Qué hacer
a) Copia del texto sobre la huelga de maestros el fragmento entre "Esta situación ha" y "en la realidad.", ambos incluidos.
b) Según el texto sobre la huelga de maestros, ¿qué lugar fue el punto de concentración de la huelga?

Texto dado

___

3/09/2017
Opinión
Como hace mucho no sucedía, una huelga de maestros
mantuvo en vilo al país durante más de dos meses y tuvo un lugar emblemático de
concentración, la Plaza San Martín a escasos metros del Palacio de Gobierno.
Esta situación ha tenido un conjunto de consecuencias que han despertado
energías insospechadas y miedos atávicos. Tan fuerte ha sido el vendaval que ha
derribado mitos demostrando que los consensos de la élite política y mediática
sobre una supuesta “reforma educativa” en marcha, no son sino justificaciones
para el ejercicio de su poder sobre lo que pensamos los peruanos, sin mayor
sustento en la realidad.
A pesar de la formidable maquinaria en contra que
trató de estigmatizar a los maestros como terroristas el movimiento no se aisló
de la población y mantuvo, paradójicamente, la simpatía de estudiantes y padres
de familia. Fue conmovedor ver a cientos de alcaldes escolares con sus bandas
puestas subir a la improvisada tribuna de la Plaza San Martín para manifestar
solidaridad con sus maestros. Sorprendió también la parálisis del
sindicato oficial, reconocido por las autoridades, el Comité Ejecutivo Nacional
del SUTEP, que pasó de negar la huelga a descalificarla con calificativos parecidos
a los del gobierno.

___

Registros
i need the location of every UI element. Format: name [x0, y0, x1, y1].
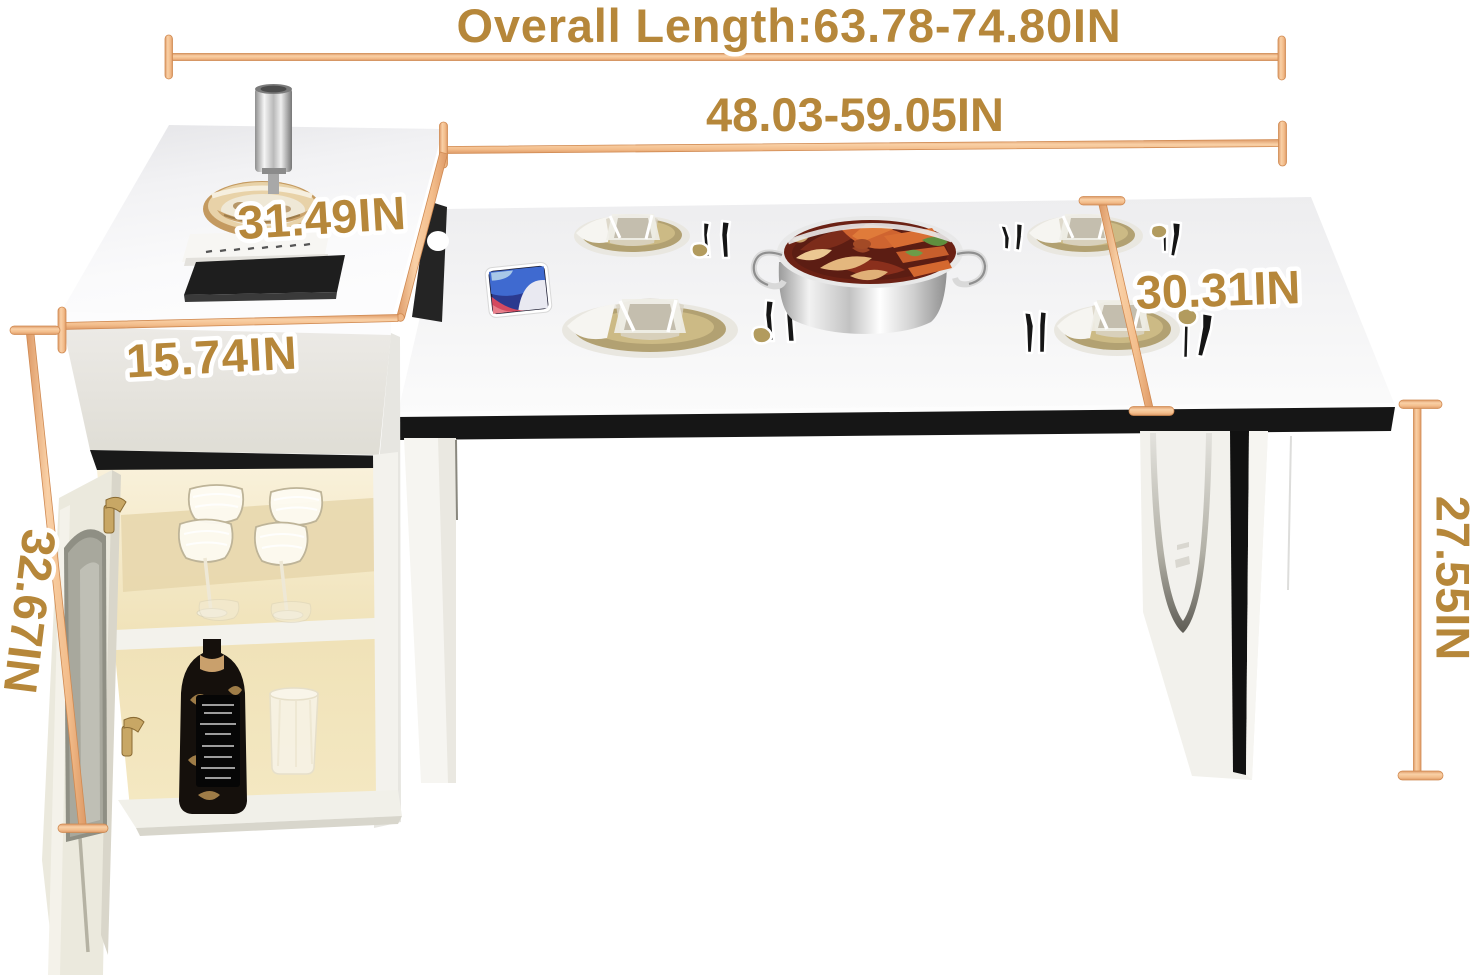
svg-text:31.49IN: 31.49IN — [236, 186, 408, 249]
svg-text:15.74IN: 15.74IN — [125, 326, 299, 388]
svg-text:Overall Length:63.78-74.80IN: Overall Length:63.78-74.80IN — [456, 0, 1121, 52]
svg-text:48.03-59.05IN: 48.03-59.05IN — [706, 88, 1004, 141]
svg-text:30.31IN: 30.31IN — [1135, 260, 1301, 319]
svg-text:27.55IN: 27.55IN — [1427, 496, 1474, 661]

___

Soluciones
a)
Esta situación ha tenido un conjunto de consecuencias que han despertado
energías insospechadas y miedos atávicos. Tan fuerte ha sido el vendaval que ha
derribado mitos demostrando que los consensos de la élite política y mediática
sobre una supuesta “reforma educativa” en marcha, no son sino justificaciones
para el ejercicio de su poder sobre lo que pensamos los peruanos, sin mayor
sustento en la realidad.

b) La Plaza San Martín, a escasos metros del Palacio de Gobierno.